__Objective__. Which lines below hold the word "Proinsulin"? Report each one.
-- BEGIN Material for this task --
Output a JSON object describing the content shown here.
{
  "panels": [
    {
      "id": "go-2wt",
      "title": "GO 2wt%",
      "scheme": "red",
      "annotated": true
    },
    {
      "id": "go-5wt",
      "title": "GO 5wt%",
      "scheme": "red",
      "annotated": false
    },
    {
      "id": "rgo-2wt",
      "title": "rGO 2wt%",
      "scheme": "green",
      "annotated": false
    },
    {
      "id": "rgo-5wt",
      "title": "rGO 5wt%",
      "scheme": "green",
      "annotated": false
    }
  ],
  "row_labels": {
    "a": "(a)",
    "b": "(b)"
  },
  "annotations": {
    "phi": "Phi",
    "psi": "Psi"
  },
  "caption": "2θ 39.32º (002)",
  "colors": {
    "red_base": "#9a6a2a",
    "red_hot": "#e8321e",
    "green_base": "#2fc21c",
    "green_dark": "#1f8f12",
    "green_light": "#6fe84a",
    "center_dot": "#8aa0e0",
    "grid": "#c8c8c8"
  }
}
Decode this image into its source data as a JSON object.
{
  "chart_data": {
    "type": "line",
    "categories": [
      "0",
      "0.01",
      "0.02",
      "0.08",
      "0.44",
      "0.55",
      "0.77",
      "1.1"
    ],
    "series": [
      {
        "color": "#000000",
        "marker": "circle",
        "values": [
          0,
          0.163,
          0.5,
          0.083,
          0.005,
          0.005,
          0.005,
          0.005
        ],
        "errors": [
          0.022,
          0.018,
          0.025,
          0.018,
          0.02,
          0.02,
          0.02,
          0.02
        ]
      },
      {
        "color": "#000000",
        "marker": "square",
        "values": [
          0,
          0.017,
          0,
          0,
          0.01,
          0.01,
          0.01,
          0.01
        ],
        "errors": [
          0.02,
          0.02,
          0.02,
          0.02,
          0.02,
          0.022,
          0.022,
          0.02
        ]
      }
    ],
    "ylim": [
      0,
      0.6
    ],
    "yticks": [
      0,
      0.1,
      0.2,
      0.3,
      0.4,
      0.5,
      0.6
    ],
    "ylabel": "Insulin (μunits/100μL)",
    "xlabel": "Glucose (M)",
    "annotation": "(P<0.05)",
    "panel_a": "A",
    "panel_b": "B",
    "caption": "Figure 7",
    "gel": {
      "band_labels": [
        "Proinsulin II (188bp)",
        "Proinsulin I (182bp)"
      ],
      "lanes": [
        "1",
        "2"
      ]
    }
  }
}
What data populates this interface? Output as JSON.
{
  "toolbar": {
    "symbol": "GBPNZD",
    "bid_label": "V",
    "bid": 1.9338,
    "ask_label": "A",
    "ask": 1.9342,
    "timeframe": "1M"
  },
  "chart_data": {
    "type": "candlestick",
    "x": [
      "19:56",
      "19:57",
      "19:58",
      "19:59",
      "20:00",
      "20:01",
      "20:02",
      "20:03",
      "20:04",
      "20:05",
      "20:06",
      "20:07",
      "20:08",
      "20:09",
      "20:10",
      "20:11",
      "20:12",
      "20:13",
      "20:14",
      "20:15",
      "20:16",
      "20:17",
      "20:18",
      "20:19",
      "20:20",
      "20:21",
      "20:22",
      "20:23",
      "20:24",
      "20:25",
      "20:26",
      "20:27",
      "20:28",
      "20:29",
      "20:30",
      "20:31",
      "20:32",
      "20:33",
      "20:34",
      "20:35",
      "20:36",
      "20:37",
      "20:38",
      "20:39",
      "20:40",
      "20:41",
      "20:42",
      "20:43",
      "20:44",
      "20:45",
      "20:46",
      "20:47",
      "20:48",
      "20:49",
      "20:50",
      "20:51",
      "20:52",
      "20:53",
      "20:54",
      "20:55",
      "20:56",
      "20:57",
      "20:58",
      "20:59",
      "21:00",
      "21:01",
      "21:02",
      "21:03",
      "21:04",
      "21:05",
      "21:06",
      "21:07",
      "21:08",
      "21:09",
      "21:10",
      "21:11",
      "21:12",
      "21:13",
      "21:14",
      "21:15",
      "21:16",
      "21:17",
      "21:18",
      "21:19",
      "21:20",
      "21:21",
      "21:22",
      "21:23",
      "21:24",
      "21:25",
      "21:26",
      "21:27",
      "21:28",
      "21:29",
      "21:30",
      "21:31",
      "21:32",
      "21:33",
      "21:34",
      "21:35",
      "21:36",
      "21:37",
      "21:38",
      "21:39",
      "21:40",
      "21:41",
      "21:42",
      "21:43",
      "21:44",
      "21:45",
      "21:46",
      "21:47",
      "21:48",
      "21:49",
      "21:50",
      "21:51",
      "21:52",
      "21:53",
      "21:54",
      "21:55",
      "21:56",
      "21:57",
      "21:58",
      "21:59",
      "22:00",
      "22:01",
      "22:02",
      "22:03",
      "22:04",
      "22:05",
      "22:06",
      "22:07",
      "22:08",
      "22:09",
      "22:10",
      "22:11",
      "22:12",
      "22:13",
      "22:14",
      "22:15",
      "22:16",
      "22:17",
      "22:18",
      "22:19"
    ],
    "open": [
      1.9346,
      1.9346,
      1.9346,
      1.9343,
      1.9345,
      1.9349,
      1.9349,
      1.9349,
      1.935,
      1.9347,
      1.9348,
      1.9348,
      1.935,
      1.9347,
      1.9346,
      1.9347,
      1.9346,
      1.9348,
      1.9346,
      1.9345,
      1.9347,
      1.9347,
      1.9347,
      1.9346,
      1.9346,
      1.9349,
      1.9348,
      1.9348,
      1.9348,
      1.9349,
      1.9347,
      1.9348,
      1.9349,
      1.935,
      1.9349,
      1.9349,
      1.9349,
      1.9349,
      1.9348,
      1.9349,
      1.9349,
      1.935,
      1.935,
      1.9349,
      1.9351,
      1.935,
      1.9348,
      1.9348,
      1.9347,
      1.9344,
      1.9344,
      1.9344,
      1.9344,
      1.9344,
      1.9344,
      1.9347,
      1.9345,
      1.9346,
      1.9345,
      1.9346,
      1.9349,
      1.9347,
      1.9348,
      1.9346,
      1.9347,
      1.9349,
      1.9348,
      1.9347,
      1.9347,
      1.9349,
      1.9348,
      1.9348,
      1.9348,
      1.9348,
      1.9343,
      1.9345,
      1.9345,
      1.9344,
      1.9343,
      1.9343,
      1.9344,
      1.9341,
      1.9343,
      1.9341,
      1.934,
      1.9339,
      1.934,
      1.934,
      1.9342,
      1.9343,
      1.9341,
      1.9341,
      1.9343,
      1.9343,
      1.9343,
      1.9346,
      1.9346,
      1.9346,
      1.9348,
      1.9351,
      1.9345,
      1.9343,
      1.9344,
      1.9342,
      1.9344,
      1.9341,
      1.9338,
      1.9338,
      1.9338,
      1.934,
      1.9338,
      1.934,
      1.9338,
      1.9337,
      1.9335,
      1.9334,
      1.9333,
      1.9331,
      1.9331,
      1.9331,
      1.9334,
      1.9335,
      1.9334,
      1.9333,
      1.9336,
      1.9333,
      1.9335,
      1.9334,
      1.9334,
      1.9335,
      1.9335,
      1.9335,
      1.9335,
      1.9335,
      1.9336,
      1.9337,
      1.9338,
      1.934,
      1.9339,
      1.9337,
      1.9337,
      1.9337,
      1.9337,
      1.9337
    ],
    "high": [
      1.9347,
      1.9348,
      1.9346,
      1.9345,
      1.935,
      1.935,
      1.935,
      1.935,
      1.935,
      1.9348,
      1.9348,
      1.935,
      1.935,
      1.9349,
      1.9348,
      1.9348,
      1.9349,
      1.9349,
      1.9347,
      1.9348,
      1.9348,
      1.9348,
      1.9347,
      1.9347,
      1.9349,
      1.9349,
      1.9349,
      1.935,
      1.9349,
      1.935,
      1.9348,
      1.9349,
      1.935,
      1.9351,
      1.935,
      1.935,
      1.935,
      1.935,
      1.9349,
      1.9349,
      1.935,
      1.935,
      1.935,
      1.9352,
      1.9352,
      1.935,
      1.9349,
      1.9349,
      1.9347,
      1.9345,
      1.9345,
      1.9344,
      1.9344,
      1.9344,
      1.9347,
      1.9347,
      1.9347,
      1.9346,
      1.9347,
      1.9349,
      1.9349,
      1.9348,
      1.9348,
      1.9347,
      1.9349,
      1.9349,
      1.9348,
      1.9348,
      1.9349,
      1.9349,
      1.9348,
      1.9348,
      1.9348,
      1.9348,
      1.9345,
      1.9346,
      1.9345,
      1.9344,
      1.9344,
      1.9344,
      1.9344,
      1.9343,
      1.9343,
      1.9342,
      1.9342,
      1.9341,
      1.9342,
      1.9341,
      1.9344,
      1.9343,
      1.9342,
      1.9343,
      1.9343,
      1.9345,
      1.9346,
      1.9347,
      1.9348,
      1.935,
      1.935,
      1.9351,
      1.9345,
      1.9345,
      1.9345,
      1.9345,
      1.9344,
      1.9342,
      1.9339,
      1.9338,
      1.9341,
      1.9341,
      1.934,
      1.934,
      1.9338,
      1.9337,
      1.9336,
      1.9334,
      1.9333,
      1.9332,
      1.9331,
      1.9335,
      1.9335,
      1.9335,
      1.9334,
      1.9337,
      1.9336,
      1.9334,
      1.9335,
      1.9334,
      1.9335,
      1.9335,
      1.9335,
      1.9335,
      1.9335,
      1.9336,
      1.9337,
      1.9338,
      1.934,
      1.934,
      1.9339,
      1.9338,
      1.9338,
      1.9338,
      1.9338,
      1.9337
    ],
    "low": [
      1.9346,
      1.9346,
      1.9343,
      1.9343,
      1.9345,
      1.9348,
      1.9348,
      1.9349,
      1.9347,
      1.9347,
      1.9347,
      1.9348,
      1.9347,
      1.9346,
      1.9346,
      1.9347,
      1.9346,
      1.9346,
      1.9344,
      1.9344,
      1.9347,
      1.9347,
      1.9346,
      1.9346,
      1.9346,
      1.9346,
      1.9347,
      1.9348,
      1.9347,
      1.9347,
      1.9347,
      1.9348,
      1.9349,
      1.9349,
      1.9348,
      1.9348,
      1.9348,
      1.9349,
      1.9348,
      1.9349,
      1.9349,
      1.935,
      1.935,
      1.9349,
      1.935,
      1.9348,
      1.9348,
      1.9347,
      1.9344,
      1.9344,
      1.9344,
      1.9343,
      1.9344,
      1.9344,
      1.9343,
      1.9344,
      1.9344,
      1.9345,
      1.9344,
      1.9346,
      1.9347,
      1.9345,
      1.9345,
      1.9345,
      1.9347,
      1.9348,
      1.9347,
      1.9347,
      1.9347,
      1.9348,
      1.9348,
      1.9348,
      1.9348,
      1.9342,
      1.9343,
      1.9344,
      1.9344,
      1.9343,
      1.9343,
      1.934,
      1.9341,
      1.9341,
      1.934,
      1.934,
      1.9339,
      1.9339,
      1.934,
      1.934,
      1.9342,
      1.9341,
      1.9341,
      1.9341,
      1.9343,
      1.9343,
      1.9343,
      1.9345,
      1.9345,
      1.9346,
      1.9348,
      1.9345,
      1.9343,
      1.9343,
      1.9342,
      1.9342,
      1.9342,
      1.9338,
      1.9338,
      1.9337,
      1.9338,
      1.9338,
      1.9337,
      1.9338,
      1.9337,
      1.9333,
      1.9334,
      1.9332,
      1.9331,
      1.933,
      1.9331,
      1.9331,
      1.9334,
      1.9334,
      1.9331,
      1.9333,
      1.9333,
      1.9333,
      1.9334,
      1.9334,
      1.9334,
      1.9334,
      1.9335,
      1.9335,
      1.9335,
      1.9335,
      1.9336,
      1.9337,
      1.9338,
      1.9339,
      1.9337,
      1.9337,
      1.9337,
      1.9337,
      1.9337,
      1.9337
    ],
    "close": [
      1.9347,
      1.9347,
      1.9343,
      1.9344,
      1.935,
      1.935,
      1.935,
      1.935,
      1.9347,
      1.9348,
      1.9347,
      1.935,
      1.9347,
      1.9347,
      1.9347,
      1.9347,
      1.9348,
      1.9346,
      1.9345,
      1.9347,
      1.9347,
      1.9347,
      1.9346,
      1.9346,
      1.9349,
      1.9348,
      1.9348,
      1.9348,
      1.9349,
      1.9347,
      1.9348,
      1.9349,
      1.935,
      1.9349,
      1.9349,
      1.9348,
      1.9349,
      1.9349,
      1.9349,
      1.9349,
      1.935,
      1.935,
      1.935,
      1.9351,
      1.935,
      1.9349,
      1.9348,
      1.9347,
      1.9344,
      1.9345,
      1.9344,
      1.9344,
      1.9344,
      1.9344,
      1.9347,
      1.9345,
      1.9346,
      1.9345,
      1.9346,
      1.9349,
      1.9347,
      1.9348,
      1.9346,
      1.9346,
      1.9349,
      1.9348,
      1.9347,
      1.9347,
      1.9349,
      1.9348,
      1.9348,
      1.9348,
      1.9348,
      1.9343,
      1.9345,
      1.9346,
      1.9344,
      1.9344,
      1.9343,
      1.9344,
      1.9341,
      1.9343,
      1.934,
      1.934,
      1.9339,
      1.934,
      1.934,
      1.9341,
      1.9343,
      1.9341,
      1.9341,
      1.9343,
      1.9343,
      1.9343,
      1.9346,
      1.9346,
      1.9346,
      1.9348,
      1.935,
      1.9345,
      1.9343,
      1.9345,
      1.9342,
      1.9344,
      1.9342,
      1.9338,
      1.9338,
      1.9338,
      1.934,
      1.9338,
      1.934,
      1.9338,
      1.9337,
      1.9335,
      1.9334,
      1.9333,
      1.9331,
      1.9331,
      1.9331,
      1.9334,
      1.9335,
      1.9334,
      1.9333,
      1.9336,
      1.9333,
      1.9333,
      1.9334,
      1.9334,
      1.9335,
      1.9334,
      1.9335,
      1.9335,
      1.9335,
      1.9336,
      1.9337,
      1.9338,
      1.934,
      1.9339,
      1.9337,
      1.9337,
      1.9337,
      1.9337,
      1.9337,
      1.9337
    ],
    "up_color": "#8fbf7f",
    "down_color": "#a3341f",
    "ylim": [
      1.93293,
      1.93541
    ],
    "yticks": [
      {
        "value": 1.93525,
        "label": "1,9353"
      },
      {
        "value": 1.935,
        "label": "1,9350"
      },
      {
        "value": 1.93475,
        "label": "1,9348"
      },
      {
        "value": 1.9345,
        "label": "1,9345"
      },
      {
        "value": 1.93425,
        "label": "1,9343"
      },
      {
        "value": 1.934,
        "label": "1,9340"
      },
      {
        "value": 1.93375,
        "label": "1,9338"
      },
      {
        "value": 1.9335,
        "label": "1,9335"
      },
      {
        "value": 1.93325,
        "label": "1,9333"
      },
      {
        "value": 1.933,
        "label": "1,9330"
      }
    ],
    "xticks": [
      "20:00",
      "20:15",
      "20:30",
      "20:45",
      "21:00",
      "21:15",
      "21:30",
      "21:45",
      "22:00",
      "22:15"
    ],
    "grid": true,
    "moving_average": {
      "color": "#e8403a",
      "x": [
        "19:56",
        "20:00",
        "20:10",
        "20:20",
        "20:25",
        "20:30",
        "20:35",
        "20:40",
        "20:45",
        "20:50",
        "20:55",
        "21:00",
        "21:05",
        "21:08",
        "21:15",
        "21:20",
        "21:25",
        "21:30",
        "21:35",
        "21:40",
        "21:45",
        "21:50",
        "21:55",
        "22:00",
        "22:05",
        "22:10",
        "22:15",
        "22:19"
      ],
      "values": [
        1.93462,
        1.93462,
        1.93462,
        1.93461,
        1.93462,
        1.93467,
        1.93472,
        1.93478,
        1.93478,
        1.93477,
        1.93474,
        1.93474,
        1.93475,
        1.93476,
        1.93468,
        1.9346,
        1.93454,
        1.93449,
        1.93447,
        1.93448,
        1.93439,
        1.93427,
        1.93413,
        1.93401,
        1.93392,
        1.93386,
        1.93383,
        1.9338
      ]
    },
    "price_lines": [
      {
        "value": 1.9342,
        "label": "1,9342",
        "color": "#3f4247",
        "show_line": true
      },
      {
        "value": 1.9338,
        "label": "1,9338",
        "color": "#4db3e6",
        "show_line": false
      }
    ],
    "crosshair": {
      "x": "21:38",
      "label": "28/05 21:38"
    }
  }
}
-- END Material for this task --
__Solution for this exercise__.
        "Proinsulin II (188bp)",
        "Proinsulin I (182bp)"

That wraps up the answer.